**TASK DESCRIPTION**
Filter these entries so that only lines with the word "Imprinter" remain.

-------- DATA ENTRIES --------

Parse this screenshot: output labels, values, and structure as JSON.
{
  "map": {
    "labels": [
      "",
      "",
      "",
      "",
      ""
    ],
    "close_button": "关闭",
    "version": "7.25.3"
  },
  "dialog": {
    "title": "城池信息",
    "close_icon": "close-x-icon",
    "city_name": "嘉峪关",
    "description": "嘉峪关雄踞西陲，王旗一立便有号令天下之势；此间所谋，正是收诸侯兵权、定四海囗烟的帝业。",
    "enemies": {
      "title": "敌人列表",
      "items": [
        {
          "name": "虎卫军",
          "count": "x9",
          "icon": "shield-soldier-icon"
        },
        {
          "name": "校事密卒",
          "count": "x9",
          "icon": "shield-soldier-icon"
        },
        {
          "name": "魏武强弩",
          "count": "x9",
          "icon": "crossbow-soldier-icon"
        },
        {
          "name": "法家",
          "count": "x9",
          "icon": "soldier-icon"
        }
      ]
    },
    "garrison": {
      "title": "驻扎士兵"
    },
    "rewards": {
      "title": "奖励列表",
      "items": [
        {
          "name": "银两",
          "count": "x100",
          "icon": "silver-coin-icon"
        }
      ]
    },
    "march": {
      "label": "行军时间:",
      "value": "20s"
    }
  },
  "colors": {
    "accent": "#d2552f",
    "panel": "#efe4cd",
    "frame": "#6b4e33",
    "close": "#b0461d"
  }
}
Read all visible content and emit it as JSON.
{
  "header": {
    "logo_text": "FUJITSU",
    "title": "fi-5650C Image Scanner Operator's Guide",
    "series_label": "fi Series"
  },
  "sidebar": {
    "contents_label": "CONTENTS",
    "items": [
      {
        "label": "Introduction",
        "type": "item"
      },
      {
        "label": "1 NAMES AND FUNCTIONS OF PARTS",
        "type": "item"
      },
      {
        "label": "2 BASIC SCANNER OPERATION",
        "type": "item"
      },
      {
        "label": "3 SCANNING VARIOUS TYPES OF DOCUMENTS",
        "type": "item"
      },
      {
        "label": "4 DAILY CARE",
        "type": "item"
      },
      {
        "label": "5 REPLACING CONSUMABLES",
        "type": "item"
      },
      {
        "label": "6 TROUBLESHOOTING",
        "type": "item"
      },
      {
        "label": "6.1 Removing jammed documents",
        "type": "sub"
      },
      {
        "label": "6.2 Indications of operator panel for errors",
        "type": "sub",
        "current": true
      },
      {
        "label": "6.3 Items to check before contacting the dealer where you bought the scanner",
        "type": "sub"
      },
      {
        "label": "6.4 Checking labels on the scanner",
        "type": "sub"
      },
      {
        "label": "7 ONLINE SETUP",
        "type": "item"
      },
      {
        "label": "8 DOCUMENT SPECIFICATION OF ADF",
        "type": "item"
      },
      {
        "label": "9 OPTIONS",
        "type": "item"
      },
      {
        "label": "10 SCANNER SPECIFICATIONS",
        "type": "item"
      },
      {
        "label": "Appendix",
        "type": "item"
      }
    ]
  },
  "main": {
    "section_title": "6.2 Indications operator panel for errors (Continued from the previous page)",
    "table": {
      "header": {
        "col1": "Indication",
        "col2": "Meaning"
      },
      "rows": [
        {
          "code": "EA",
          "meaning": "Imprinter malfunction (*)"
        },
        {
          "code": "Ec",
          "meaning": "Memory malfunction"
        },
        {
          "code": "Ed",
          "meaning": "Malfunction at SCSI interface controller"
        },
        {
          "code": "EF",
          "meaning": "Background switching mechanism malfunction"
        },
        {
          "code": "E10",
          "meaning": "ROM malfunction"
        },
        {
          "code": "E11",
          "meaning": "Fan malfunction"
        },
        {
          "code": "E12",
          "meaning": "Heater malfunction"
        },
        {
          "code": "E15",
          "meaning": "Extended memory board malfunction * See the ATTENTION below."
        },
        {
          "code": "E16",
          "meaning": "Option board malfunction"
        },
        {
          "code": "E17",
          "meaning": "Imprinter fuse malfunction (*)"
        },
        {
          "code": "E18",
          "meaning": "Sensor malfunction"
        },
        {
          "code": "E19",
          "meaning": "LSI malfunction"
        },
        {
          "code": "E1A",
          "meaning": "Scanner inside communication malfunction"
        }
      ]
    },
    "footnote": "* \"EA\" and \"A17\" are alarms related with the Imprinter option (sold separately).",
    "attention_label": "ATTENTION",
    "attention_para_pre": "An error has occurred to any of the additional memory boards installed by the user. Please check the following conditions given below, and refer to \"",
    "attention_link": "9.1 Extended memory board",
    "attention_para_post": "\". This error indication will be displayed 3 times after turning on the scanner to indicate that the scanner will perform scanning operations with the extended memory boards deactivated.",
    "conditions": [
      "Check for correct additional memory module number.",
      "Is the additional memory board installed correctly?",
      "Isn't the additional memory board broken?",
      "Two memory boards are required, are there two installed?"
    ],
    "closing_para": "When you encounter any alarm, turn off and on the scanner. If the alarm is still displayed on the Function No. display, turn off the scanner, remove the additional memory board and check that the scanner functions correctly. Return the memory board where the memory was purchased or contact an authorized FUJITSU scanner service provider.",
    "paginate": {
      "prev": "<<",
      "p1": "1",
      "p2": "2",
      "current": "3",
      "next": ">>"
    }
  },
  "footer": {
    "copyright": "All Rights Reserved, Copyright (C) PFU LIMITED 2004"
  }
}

--------

**EXERCISE ANSWER**
          "meaning": "Imprinter malfunction (*)"
          "meaning": "Imprinter fuse malfunction (*)"
    "footnote": "* \"EA\" and \"A17\" are alarms related with the Imprinter option (sold separately).",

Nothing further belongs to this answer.